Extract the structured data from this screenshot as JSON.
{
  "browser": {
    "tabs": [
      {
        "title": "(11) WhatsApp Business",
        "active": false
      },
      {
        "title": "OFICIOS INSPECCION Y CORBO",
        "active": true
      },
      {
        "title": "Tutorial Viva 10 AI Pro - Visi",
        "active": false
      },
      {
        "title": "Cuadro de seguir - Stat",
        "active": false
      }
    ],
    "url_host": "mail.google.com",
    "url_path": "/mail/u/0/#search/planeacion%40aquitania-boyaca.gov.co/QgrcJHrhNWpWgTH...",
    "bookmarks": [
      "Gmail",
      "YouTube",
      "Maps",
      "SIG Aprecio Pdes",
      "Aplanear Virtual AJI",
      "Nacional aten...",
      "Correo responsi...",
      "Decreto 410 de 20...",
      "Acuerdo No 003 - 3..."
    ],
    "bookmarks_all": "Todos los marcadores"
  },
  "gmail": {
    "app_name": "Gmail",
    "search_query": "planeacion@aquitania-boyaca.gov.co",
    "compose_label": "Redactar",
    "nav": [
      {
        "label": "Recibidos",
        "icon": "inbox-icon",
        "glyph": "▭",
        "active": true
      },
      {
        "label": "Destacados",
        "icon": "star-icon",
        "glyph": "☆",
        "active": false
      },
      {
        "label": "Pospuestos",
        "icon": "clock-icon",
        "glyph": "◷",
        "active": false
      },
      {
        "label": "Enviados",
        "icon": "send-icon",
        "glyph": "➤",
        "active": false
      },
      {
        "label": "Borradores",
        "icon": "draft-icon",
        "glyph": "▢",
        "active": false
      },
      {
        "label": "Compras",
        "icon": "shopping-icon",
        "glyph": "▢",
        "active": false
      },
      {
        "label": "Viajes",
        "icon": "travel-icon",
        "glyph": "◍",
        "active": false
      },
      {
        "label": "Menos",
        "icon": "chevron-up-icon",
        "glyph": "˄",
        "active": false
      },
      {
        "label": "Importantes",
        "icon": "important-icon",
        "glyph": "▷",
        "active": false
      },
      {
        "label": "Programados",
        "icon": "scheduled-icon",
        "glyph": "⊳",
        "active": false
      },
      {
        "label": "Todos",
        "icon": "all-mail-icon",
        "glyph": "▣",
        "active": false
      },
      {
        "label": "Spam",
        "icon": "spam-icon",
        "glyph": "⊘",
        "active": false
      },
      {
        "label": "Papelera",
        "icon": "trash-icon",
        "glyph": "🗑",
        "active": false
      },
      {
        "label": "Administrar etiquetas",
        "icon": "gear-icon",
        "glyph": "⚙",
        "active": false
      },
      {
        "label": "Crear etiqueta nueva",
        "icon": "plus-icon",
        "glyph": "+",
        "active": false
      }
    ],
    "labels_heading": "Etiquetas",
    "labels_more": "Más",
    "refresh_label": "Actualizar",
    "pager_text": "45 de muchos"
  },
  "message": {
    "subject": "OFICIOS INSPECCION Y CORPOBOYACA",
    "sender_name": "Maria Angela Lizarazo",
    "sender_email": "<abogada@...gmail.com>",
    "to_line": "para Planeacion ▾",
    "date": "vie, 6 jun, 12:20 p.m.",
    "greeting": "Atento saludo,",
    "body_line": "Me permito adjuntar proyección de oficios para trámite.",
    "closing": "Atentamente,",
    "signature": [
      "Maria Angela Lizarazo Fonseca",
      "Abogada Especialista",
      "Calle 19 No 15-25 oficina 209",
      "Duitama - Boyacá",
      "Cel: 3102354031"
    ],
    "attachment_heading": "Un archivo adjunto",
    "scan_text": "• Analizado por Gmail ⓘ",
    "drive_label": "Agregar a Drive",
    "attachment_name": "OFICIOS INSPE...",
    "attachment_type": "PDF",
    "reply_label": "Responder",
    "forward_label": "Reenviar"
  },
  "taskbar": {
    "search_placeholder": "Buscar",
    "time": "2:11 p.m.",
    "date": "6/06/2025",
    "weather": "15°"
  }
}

---

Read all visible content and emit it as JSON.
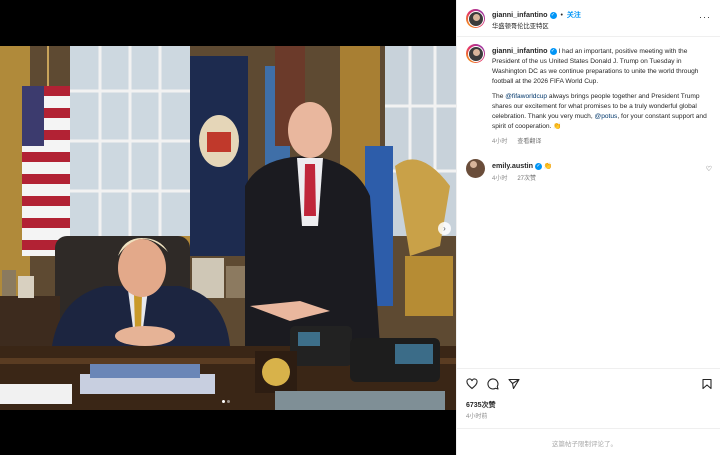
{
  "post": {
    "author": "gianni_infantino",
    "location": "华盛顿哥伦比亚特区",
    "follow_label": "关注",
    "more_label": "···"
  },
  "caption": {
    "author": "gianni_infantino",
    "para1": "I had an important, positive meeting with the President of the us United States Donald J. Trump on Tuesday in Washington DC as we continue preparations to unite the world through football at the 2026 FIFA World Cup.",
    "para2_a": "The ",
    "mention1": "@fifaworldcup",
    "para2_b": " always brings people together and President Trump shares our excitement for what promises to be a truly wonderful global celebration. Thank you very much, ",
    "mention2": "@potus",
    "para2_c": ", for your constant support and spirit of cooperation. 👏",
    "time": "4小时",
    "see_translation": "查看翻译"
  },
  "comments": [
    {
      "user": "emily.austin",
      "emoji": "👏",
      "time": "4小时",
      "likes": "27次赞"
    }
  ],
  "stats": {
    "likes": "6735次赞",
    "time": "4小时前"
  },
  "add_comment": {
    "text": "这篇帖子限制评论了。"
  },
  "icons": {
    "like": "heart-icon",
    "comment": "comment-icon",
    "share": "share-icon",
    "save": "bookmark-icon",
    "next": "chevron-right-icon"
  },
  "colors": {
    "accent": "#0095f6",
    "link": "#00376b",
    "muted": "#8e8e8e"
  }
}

[The task]: Consider the entries above and return each line with the string "JSON".

[Right answer]:
Extract the structured data from this screenshot as JSON.
Read all visible content and emit it as JSON.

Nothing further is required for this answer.